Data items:
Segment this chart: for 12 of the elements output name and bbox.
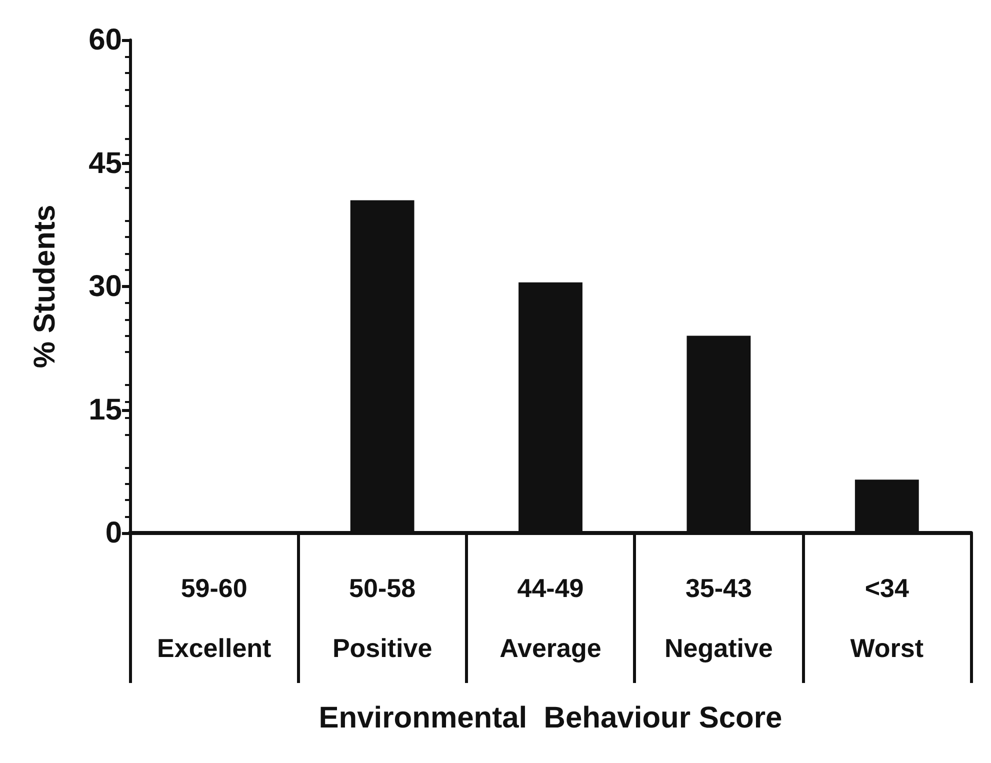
y-tick-label: 0 (105, 516, 122, 550)
y-tick-label: 15 (88, 393, 122, 426)
x-axis-title: Environmental Behaviour Score (318, 702, 782, 734)
x-tick-label: <34 Worst (850, 573, 924, 663)
x-tick-label: 35-43 Negative (664, 573, 773, 663)
y-tick-label: 60 (88, 24, 122, 56)
x-tick-label: 50-58 Positive (332, 573, 432, 663)
x-tick-label: 44-49 Average (500, 573, 602, 663)
y-axis-title: % Students (28, 204, 62, 368)
y-tick-label: 30 (88, 270, 122, 303)
x-tick-label: 59-60 Excellent (157, 573, 272, 663)
y-tick-label: 45 (88, 146, 122, 180)
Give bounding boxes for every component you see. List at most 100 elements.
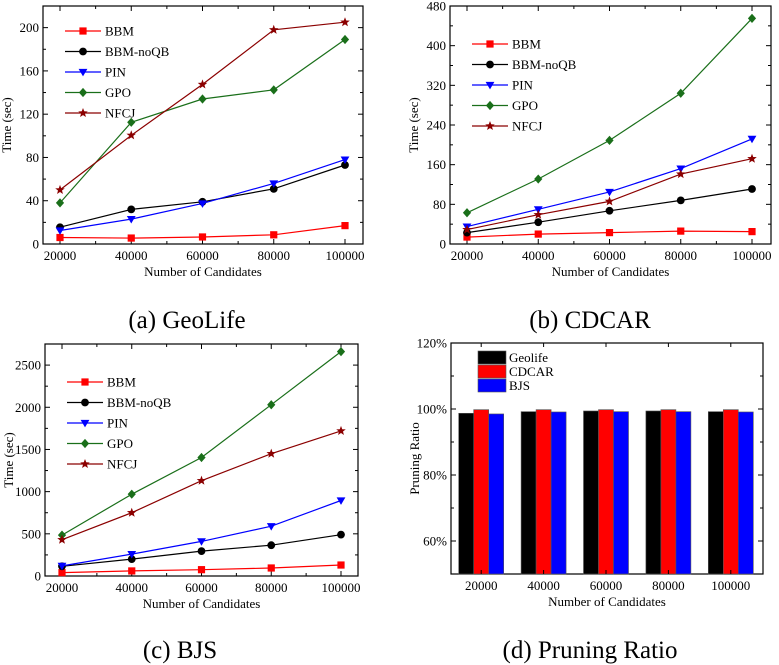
legend-item: BBM bbox=[65, 24, 134, 39]
x-tick-label: 20000 bbox=[44, 248, 77, 263]
legend-label: BJS bbox=[509, 378, 530, 393]
series-line bbox=[59, 39, 346, 204]
series-bbm-noqb bbox=[58, 530, 345, 571]
plot-frame bbox=[42, 5, 364, 245]
bar bbox=[613, 411, 629, 575]
legend-label: GPO bbox=[107, 436, 133, 451]
series-line bbox=[61, 351, 342, 536]
legend-item: NFCJ bbox=[67, 457, 137, 472]
series-line bbox=[59, 159, 346, 232]
legend-item: BBM bbox=[472, 37, 541, 52]
x-axis-label: Number of Candidates bbox=[548, 594, 666, 609]
data-point bbox=[747, 153, 757, 163]
data-point bbox=[266, 523, 276, 531]
chart-c: (c) BJS Number of Candidates Time (sec) 0 50… bbox=[1, 343, 361, 664]
y-tick-label: 120% bbox=[417, 336, 448, 351]
y-tick-label: 0 bbox=[440, 237, 447, 252]
legend-item: GPO bbox=[472, 98, 538, 113]
bar-group: 40000 bbox=[520, 343, 567, 593]
data-point bbox=[268, 24, 279, 34]
data-point bbox=[340, 156, 350, 165]
x-tick-label: 100000 bbox=[711, 578, 750, 593]
legend-item: PIN bbox=[67, 416, 129, 431]
bar bbox=[535, 409, 552, 575]
x-tick-label: 60000 bbox=[185, 580, 218, 595]
bar bbox=[458, 412, 475, 575]
legend-swatch bbox=[477, 350, 507, 365]
legend-item: BBM-noQB bbox=[67, 395, 172, 410]
data-point bbox=[748, 228, 756, 236]
data-point bbox=[269, 180, 279, 188]
data-point bbox=[462, 224, 472, 234]
legend-marker bbox=[80, 459, 90, 469]
data-point bbox=[533, 209, 544, 219]
y-tick-label: 80 bbox=[433, 197, 446, 212]
y-tick-label: 0 bbox=[35, 569, 42, 584]
data-point bbox=[126, 216, 136, 224]
figure-caption: (b) CDCAR bbox=[529, 307, 651, 334]
data-point bbox=[197, 547, 206, 556]
data-point bbox=[197, 566, 206, 574]
data-point bbox=[336, 497, 346, 505]
legend-label: NFCJ bbox=[105, 106, 135, 121]
legend-item: GPO bbox=[67, 436, 133, 451]
x-tick-label: 40000 bbox=[116, 580, 149, 595]
y-tick-label: 320 bbox=[427, 78, 447, 93]
data-point bbox=[55, 227, 65, 235]
legend-label: BBM bbox=[512, 37, 541, 52]
series-gpo bbox=[57, 346, 346, 540]
y-tick-label: 80 bbox=[26, 150, 39, 165]
bar bbox=[520, 411, 537, 575]
legend-marker bbox=[78, 87, 88, 98]
legend-label: CDCAR bbox=[509, 364, 554, 379]
y-tick-label: 40 bbox=[26, 193, 39, 208]
data-point bbox=[198, 94, 207, 104]
bar bbox=[550, 411, 567, 575]
series-gpo bbox=[55, 34, 350, 208]
data-point bbox=[269, 85, 278, 95]
bar-group: 20000 bbox=[458, 343, 505, 593]
y-tick-label: 2000 bbox=[15, 400, 41, 415]
data-point bbox=[127, 234, 135, 242]
data-point bbox=[128, 567, 136, 575]
y-tick-label: 240 bbox=[427, 118, 447, 133]
x-tick-label: 60000 bbox=[186, 248, 219, 263]
data-point bbox=[747, 13, 757, 23]
legend-label: GPO bbox=[512, 98, 538, 113]
data-point bbox=[267, 400, 276, 410]
bar bbox=[583, 410, 599, 575]
legend-label: GPO bbox=[105, 85, 131, 100]
data-point bbox=[198, 233, 207, 241]
data-point bbox=[270, 231, 278, 239]
series-bbm-noqb bbox=[56, 161, 349, 232]
data-point bbox=[462, 208, 472, 218]
x-tick-label: 60000 bbox=[590, 578, 623, 593]
legend-item: BBM-noQB bbox=[65, 44, 170, 59]
data-point bbox=[675, 169, 686, 179]
data-point bbox=[534, 218, 543, 227]
y-tick-label: 1500 bbox=[15, 442, 41, 457]
data-point bbox=[604, 196, 615, 206]
y-tick-label: 500 bbox=[22, 526, 42, 541]
data-point bbox=[341, 161, 349, 169]
data-point bbox=[55, 184, 65, 194]
legend-item: PIN bbox=[65, 65, 127, 80]
legend-marker bbox=[486, 60, 494, 69]
legend-item: Geolife bbox=[477, 350, 548, 365]
data-point bbox=[341, 222, 349, 230]
x-tick-label: 100000 bbox=[322, 580, 361, 595]
x-axis-label: Number of Candidates bbox=[143, 596, 261, 611]
legend-marker bbox=[81, 398, 89, 407]
x-tick-label: 100000 bbox=[733, 248, 772, 263]
data-point bbox=[198, 200, 207, 208]
series-pin bbox=[57, 497, 346, 571]
data-point bbox=[126, 507, 137, 517]
legend-marker bbox=[78, 68, 88, 77]
legend-marker bbox=[80, 438, 90, 449]
bar bbox=[722, 409, 739, 575]
legend-item: NFCJ bbox=[472, 119, 542, 134]
series-nfcj bbox=[462, 153, 757, 234]
y-axis-label: Time (sec) bbox=[1, 432, 16, 488]
chart-a: (a) GeoLife Number of Candidates Time (sec… bbox=[0, 5, 365, 334]
x-tick-label: 20000 bbox=[465, 578, 498, 593]
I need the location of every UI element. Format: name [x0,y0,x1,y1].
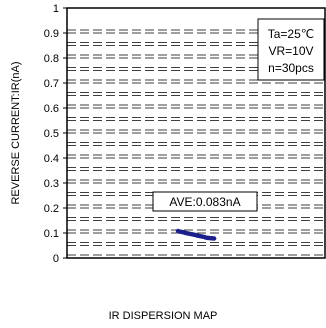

Exercise description:
Can you reproduce the lines of the listing word for word, starting at the line containing "legend-item: BBM bbox=[65, 24, 134, 39]" and ending at the line containing "series-line bbox=[59, 159, 346, 232]", both included?

Written reply:
legend-item: BBM bbox=[65, 24, 134, 39]
x-tick-label: 20000 bbox=[44, 248, 77, 263]
legend-label: BJS bbox=[509, 378, 530, 393]
series-line bbox=[59, 39, 346, 204]
series-bbm-noqb bbox=[58, 530, 345, 571]
plot-frame bbox=[42, 5, 364, 245]
bar bbox=[613, 411, 629, 575]
legend-label: GPO bbox=[107, 436, 133, 451]
series-line bbox=[61, 351, 342, 536]
legend-item: NFCJ bbox=[67, 457, 137, 472]
series-line bbox=[59, 159, 346, 232]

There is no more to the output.